— BEGIN RECORD EXCERPTS —

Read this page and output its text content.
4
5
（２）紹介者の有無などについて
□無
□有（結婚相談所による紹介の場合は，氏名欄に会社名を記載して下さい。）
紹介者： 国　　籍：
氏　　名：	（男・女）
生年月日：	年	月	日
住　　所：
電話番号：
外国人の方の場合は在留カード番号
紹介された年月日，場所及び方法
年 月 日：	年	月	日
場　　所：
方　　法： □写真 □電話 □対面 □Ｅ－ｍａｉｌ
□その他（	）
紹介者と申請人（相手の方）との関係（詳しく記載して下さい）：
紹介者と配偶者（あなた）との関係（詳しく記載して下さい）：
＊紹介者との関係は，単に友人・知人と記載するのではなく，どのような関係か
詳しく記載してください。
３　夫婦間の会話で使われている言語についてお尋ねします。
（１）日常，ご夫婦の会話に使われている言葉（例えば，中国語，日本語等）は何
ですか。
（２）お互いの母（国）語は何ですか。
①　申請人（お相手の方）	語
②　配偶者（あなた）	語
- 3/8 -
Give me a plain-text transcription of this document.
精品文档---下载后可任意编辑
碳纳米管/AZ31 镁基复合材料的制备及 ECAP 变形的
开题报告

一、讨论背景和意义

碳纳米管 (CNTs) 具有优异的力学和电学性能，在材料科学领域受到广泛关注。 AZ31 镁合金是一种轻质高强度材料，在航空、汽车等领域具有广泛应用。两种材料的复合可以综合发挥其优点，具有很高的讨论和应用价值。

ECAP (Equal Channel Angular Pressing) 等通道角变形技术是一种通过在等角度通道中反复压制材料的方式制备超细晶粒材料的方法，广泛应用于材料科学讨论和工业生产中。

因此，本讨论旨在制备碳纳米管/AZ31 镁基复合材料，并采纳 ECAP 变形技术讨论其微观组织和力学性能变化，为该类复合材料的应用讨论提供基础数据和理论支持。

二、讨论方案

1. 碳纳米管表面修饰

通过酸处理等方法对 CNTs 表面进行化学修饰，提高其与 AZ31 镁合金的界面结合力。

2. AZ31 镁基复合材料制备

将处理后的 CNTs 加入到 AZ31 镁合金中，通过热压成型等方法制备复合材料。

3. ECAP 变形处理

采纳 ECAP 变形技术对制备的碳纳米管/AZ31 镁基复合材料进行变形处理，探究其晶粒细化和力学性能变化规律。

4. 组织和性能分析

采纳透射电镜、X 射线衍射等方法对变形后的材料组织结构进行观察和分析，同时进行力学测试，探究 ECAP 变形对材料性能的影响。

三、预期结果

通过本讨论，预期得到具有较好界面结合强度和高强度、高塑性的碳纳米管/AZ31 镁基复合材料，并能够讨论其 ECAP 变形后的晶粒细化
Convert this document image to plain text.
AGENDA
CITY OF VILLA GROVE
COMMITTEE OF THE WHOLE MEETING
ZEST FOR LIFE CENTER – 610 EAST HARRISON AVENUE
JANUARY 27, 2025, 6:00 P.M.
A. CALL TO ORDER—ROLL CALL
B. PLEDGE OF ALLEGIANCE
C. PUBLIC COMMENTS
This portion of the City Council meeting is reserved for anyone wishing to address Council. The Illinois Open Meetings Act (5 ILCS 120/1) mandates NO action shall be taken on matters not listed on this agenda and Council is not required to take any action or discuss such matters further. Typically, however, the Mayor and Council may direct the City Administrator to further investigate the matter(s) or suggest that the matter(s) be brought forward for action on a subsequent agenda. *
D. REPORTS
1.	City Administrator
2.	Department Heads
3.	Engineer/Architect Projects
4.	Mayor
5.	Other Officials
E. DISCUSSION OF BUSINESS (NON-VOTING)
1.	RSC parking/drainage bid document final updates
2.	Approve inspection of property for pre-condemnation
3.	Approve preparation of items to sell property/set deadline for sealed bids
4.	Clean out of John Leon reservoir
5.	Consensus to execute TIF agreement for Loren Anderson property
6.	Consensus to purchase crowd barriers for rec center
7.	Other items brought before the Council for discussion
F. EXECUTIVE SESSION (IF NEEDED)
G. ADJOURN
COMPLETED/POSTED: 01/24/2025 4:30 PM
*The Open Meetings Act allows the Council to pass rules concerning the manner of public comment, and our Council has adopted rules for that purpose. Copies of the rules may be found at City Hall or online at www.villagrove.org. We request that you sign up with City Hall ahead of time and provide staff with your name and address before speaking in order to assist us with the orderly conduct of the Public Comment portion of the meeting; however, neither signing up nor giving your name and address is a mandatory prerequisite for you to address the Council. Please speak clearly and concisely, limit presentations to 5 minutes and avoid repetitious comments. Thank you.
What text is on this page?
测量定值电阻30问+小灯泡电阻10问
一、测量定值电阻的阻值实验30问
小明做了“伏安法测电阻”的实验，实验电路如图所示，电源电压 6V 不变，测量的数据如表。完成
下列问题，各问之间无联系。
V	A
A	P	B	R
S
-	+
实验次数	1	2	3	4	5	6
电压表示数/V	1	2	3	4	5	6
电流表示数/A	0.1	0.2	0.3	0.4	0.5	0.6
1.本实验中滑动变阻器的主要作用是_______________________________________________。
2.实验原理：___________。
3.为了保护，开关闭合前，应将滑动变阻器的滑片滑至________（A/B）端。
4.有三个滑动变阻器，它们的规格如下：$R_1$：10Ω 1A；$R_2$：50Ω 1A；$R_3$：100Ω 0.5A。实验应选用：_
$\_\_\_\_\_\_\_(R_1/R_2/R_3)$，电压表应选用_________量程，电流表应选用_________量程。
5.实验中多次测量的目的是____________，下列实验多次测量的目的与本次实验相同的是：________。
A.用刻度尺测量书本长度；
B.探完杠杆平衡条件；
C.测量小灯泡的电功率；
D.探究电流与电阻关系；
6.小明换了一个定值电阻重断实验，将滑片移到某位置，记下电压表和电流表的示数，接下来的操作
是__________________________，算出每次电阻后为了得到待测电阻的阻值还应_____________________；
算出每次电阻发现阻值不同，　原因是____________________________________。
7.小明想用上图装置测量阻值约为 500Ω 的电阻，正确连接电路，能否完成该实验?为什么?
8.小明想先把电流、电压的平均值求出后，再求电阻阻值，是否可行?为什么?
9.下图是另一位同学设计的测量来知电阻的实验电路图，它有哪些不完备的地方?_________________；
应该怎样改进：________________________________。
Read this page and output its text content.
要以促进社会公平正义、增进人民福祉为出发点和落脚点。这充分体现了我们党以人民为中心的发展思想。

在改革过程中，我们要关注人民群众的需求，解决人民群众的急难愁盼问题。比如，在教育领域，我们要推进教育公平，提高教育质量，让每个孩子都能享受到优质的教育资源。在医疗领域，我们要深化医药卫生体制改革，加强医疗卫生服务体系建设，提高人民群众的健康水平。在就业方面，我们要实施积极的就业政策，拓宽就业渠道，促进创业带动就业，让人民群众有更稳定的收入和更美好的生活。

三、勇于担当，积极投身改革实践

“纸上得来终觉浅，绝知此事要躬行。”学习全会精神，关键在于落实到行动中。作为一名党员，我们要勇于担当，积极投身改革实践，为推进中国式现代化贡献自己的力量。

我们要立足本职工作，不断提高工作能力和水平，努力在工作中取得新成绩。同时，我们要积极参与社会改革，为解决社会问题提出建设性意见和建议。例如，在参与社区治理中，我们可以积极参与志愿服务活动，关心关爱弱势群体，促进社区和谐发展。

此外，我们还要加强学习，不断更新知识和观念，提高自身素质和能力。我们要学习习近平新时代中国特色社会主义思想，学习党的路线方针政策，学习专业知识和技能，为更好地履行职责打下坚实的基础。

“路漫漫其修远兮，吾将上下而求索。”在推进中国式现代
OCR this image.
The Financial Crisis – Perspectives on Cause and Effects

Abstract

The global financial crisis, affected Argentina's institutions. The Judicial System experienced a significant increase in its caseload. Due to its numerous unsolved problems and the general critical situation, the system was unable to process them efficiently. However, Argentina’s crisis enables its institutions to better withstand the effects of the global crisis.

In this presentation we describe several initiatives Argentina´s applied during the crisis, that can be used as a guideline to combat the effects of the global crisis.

— END RECORD EXCERPTS —

_TO BE DONE:_ From the data above, copy each line where the string "Other" appears.

_CORRECT RESPONSE:_
5.	Other Officials
7.	Other items brought before the Council for discussion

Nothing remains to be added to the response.